** Goal **
Reproduce each line of the listing exactly.

(Entries taken from a collection)
++++++++++
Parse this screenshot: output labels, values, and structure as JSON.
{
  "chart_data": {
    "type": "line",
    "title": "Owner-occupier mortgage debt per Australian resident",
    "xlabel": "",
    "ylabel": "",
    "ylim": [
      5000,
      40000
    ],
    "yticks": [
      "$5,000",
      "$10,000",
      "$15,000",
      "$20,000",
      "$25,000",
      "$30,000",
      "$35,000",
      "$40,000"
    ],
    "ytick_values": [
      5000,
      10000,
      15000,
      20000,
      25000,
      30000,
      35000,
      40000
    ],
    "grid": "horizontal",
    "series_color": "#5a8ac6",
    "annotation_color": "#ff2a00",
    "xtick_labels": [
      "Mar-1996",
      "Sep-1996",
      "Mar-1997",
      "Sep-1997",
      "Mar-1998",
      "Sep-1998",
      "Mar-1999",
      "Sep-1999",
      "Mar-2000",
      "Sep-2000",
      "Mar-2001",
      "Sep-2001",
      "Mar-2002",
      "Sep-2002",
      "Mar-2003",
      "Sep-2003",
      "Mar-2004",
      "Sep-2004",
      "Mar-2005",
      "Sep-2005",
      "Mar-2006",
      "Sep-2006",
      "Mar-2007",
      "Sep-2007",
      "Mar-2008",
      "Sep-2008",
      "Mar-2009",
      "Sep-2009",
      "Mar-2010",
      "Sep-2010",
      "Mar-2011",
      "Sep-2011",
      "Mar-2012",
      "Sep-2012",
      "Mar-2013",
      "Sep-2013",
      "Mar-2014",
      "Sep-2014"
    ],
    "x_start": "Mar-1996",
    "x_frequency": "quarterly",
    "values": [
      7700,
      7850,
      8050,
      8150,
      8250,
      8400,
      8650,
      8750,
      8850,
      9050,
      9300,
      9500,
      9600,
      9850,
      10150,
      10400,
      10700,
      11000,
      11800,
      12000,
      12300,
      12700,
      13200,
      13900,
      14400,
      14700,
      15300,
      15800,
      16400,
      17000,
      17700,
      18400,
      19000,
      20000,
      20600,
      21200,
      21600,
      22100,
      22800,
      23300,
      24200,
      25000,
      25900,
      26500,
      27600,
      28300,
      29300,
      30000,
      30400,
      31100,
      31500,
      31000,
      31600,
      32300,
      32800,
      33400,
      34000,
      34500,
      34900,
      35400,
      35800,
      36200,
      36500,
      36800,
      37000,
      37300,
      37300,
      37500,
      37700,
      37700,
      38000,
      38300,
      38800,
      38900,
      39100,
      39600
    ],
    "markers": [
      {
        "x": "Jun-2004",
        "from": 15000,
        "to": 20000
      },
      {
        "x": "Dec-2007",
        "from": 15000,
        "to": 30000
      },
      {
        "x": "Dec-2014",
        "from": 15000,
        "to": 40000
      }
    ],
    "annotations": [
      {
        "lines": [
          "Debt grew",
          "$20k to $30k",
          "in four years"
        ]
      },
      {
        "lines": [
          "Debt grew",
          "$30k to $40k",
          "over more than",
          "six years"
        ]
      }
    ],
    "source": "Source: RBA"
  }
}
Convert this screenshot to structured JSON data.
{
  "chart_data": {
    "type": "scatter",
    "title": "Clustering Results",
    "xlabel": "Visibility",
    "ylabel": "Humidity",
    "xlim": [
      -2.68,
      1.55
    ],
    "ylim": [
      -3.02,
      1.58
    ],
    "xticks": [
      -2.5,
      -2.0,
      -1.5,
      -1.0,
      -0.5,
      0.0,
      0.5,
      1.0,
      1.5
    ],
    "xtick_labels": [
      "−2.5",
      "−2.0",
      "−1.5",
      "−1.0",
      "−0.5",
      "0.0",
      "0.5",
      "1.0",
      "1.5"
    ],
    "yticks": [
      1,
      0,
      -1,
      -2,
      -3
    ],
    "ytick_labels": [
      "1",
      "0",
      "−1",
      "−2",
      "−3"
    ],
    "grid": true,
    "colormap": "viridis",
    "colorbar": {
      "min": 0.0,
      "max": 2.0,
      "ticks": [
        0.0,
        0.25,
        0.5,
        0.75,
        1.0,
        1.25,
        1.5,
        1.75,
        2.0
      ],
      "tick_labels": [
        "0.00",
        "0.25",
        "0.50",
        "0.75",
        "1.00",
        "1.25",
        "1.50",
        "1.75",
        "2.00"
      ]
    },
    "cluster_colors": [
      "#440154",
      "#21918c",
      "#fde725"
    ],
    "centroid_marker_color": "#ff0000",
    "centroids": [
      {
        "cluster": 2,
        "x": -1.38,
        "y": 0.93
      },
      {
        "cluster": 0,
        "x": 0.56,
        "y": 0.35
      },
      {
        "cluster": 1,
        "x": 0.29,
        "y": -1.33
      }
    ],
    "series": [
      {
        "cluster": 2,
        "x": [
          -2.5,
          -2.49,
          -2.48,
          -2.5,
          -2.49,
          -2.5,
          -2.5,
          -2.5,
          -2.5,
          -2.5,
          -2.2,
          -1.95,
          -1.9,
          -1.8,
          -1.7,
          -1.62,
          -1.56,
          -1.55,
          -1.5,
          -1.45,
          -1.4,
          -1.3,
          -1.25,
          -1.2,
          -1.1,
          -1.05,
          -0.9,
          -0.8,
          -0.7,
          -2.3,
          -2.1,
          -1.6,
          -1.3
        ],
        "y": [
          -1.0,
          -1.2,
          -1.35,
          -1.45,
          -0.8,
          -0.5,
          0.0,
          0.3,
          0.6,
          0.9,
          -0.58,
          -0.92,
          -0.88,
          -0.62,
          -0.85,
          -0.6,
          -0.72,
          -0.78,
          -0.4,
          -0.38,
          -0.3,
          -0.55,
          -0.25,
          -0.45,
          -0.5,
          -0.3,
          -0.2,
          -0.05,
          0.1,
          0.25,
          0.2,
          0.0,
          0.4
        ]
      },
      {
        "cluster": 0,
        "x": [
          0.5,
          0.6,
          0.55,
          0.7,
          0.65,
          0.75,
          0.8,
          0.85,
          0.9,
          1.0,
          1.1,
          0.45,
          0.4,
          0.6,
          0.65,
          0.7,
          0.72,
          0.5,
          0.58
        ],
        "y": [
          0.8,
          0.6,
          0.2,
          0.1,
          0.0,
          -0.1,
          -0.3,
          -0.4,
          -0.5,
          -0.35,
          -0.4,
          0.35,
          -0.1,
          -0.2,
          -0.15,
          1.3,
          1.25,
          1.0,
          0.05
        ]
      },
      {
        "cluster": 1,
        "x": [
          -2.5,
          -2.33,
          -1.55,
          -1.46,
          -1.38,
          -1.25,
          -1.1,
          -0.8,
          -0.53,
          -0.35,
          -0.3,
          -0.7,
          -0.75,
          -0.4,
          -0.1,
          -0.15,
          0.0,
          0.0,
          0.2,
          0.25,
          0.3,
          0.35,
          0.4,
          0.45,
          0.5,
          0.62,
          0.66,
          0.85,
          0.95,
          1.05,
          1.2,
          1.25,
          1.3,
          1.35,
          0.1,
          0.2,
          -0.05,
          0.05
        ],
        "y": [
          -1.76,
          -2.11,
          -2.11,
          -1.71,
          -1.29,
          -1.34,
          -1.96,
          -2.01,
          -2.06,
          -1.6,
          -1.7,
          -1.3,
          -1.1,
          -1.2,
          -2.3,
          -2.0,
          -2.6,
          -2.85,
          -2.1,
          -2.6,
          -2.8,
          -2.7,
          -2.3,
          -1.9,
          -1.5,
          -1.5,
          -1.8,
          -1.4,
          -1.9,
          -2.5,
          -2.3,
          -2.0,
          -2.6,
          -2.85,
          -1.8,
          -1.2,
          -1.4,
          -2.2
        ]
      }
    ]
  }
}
++++++++++
** Correct result **
Parse this screenshot: output labels, values, and structure as JSON.
{
  "chart_data": {
    "type": "line",
    "title": "Owner-occupier mortgage debt per Australian resident",
    "xlabel": "",
    "ylabel": "",
    "ylim": [
      5000,
      40000
    ],
    "yticks": [
      "$5,000",
      "$10,000",
      "$15,000",
      "$20,000",
      "$25,000",
      "$30,000",
      "$35,000",
      "$40,000"
    ],
    "ytick_values": [
      5000,
      10000,
      15000,
      20000,
      25000,
      30000,
      35000,
      40000
    ],
    "grid": "horizontal",
    "series_color": "#5a8ac6",
    "annotation_color": "#ff2a00",
    "xtick_labels": [
      "Mar-1996",
      "Sep-1996",
      "Mar-1997",
      "Sep-1997",
      "Mar-1998",
      "Sep-1998",
      "Mar-1999",
      "Sep-1999",
      "Mar-2000",
      "Sep-2000",
      "Mar-2001",
      "Sep-2001",
      "Mar-2002",
      "Sep-2002",
      "Mar-2003",
      "Sep-2003",
      "Mar-2004",
      "Sep-2004",
      "Mar-2005",
      "Sep-2005",
      "Mar-2006",
      "Sep-2006",
      "Mar-2007",
      "Sep-2007",
      "Mar-2008",
      "Sep-2008",
      "Mar-2009",
      "Sep-2009",
      "Mar-2010",
      "Sep-2010",
      "Mar-2011",
      "Sep-2011",
      "Mar-2012",
      "Sep-2012",
      "Mar-2013",
      "Sep-2013",
      "Mar-2014",
      "Sep-2014"
    ],
    "x_start": "Mar-1996",
    "x_frequency": "quarterly",
    "values": [
      7700,
      7850,
      8050,
      8150,
      8250,
      8400,
      8650,
      8750,
      8850,
      9050,
      9300,
      9500,
      9600,
      9850,
      10150,
      10400,
      10700,
      11000,
      11800,
      12000,
      12300,
      12700,
      13200,
      13900,
      14400,
      14700,
      15300,
      15800,
      16400,
      17000,
      17700,
      18400,
      19000,
      20000,
      20600,
      21200,
      21600,
      22100,
      22800,
      23300,
      24200,
      25000,
      25900,
      26500,
      27600,
      28300,
      29300,
      30000,
      30400,
      31100,
      31500,
      31000,
      31600,
      32300,
      32800,
      33400,
      34000,
      34500,
      34900,
      35400,
      35800,
      36200,
      36500,
      36800,
      37000,
      37300,
      37300,
      37500,
      37700,
      37700,
      38000,
      38300,
      38800,
      38900,
      39100,
      39600
    ],
    "markers": [
      {
        "x": "Jun-2004",
        "from": 15000,
        "to": 20000
      },
      {
        "x": "Dec-2007",
        "from": 15000,
        "to": 30000
      },
      {
        "x": "Dec-2014",
        "from": 15000,
        "to": 40000
      }
    ],
    "annotations": [
      {
        "lines": [
          "Debt grew",
          "$20k to $30k",
          "in four years"
        ]
      },
      {
        "lines": [
          "Debt grew",
          "$30k to $40k",
          "over more than",
          "six years"
        ]
      }
    ],
    "source": "Source: RBA"
  }
}
Convert this screenshot to structured JSON data.
{
  "chart_data": {
    "type": "scatter",
    "title": "Clustering Results",
    "xlabel": "Visibility",
    "ylabel": "Humidity",
    "xlim": [
      -2.68,
      1.55
    ],
    "ylim": [
      -3.02,
      1.58
    ],
    "xticks": [
      -2.5,
      -2.0,
      -1.5,
      -1.0,
      -0.5,
      0.0,
      0.5,
      1.0,
      1.5
    ],
    "xtick_labels": [
      "−2.5",
      "−2.0",
      "−1.5",
      "−1.0",
      "−0.5",
      "0.0",
      "0.5",
      "1.0",
      "1.5"
    ],
    "yticks": [
      1,
      0,
      -1,
      -2,
      -3
    ],
    "ytick_labels": [
      "1",
      "0",
      "−1",
      "−2",
      "−3"
    ],
    "grid": true,
    "colormap": "viridis",
    "colorbar": {
      "min": 0.0,
      "max": 2.0,
      "ticks": [
        0.0,
        0.25,
        0.5,
        0.75,
        1.0,
        1.25,
        1.5,
        1.75,
        2.0
      ],
      "tick_labels": [
        "0.00",
        "0.25",
        "0.50",
        "0.75",
        "1.00",
        "1.25",
        "1.50",
        "1.75",
        "2.00"
      ]
    },
    "cluster_colors": [
      "#440154",
      "#21918c",
      "#fde725"
    ],
    "centroid_marker_color": "#ff0000",
    "centroids": [
      {
        "cluster": 2,
        "x": -1.38,
        "y": 0.93
      },
      {
        "cluster": 0,
        "x": 0.56,
        "y": 0.35
      },
      {
        "cluster": 1,
        "x": 0.29,
        "y": -1.33
      }
    ],
    "series": [
      {
        "cluster": 2,
        "x": [
          -2.5,
          -2.49,
          -2.48,
          -2.5,
          -2.49,
          -2.5,
          -2.5,
          -2.5,
          -2.5,
          -2.5,
          -2.2,
          -1.95,
          -1.9,
          -1.8,
          -1.7,
          -1.62,
          -1.56,
          -1.55,
          -1.5,
          -1.45,
          -1.4,
          -1.3,
          -1.25,
          -1.2,
          -1.1,
          -1.05,
          -0.9,
          -0.8,
          -0.7,
          -2.3,
          -2.1,
          -1.6,
          -1.3
        ],
        "y": [
          -1.0,
          -1.2,
          -1.35,
          -1.45,
          -0.8,
          -0.5,
          0.0,
          0.3,
          0.6,
          0.9,
          -0.58,
          -0.92,
          -0.88,
          -0.62,
          -0.85,
          -0.6,
          -0.72,
          -0.78,
          -0.4,
          -0.38,
          -0.3,
          -0.55,
          -0.25,
          -0.45,
          -0.5,
          -0.3,
          -0.2,
          -0.05,
          0.1,
          0.25,
          0.2,
          0.0,
          0.4
        ]
      },
      {
        "cluster": 0,
        "x": [
          0.5,
          0.6,
          0.55,
          0.7,
          0.65,
          0.75,
          0.8,
          0.85,
          0.9,
          1.0,
          1.1,
          0.45,
          0.4,
          0.6,
          0.65,
          0.7,
          0.72,
          0.5,
          0.58
        ],
        "y": [
          0.8,
          0.6,
          0.2,
          0.1,
          0.0,
          -0.1,
          -0.3,
          -0.4,
          -0.5,
          -0.35,
          -0.4,
          0.35,
          -0.1,
          -0.2,
          -0.15,
          1.3,
          1.25,
          1.0,
          0.05
        ]
      },
      {
        "cluster": 1,
        "x": [
          -2.5,
          -2.33,
          -1.55,
          -1.46,
          -1.38,
          -1.25,
          -1.1,
          -0.8,
          -0.53,
          -0.35,
          -0.3,
          -0.7,
          -0.75,
          -0.4,
          -0.1,
          -0.15,
          0.0,
          0.0,
          0.2,
          0.25,
          0.3,
          0.35,
          0.4,
          0.45,
          0.5,
          0.62,
          0.66,
          0.85,
          0.95,
          1.05,
          1.2,
          1.25,
          1.3,
          1.35,
          0.1,
          0.2,
          -0.05,
          0.05
        ],
        "y": [
          -1.76,
          -2.11,
          -2.11,
          -1.71,
          -1.29,
          -1.34,
          -1.96,
          -2.01,
          -2.06,
          -1.6,
          -1.7,
          -1.3,
          -1.1,
          -1.2,
          -2.3,
          -2.0,
          -2.6,
          -2.85,
          -2.1,
          -2.6,
          -2.8,
          -2.7,
          -2.3,
          -1.9,
          -1.5,
          -1.5,
          -1.8,
          -1.4,
          -1.9,
          -2.5,
          -2.3,
          -2.0,
          -2.6,
          -2.85,
          -1.8,
          -1.2,
          -1.4,
          -2.2
        ]
      }
    ]
  }
}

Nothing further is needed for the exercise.